JOB -
Go through the listing below and gather every line with the word "they".

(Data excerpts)
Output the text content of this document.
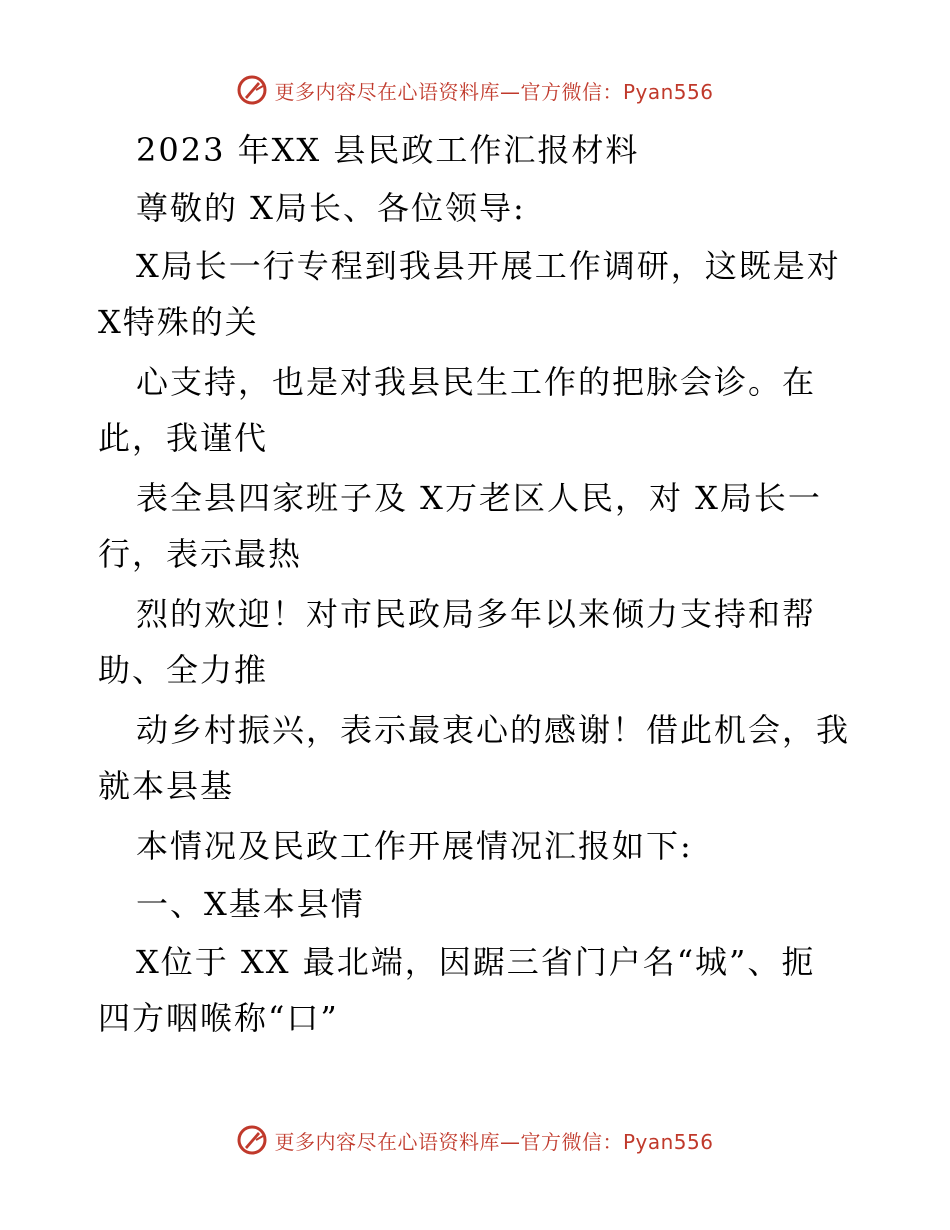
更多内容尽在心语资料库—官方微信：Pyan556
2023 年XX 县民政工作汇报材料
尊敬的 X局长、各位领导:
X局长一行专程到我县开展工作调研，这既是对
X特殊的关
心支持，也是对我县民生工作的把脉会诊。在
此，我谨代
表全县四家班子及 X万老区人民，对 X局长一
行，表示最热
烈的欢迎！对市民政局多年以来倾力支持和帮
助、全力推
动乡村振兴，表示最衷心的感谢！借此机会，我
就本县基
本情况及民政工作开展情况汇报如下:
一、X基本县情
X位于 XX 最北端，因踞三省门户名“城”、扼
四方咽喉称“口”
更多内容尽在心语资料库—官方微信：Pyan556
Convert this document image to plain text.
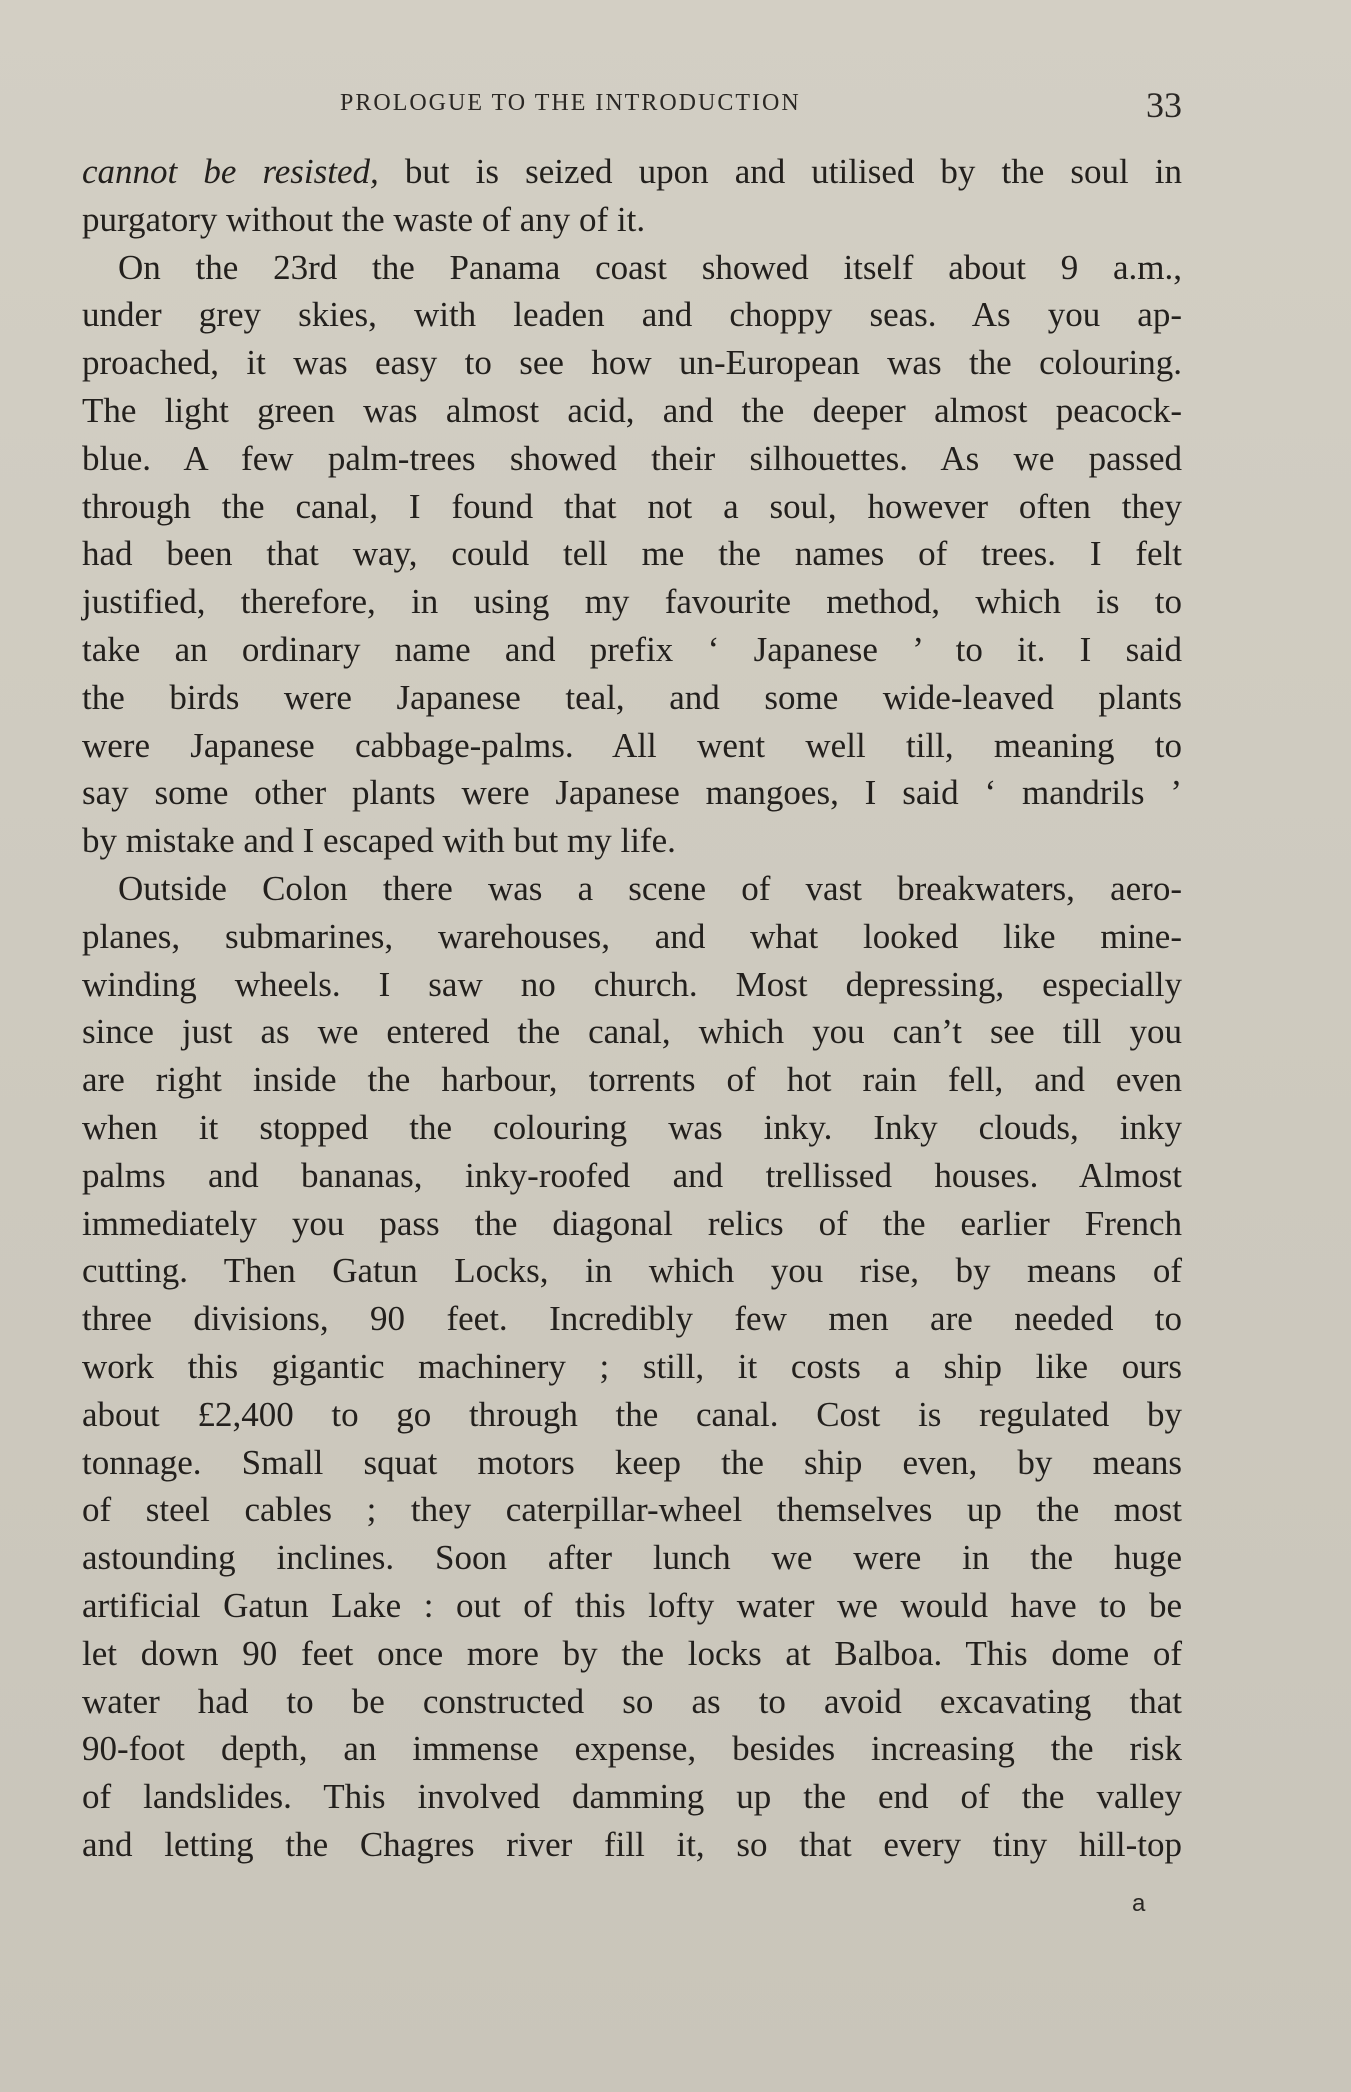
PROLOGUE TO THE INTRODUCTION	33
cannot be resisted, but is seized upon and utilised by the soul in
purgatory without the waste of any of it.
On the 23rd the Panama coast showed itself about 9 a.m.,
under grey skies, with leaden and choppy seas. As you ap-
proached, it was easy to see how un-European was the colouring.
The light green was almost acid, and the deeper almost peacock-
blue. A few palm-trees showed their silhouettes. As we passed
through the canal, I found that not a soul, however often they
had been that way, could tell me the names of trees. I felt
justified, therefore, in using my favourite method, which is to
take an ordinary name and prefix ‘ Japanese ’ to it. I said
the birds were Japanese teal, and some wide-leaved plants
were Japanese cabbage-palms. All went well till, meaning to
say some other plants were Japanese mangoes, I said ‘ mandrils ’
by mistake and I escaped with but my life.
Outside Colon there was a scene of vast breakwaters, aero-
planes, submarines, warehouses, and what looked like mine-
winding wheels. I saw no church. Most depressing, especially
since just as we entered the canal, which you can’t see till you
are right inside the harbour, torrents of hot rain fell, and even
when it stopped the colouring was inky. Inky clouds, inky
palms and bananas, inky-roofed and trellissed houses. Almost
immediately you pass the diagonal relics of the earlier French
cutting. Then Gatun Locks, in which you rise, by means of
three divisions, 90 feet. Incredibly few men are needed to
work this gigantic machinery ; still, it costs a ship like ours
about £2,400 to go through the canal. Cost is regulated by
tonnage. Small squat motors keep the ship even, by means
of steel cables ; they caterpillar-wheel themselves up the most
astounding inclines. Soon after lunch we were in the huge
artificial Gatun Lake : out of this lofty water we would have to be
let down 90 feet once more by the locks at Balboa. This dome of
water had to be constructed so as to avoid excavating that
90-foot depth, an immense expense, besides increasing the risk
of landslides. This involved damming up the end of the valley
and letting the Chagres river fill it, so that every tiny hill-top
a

CORRECT RESULT -
through the canal, I found that not a soul, however often they
of steel cables ; they caterpillar-wheel themselves up the most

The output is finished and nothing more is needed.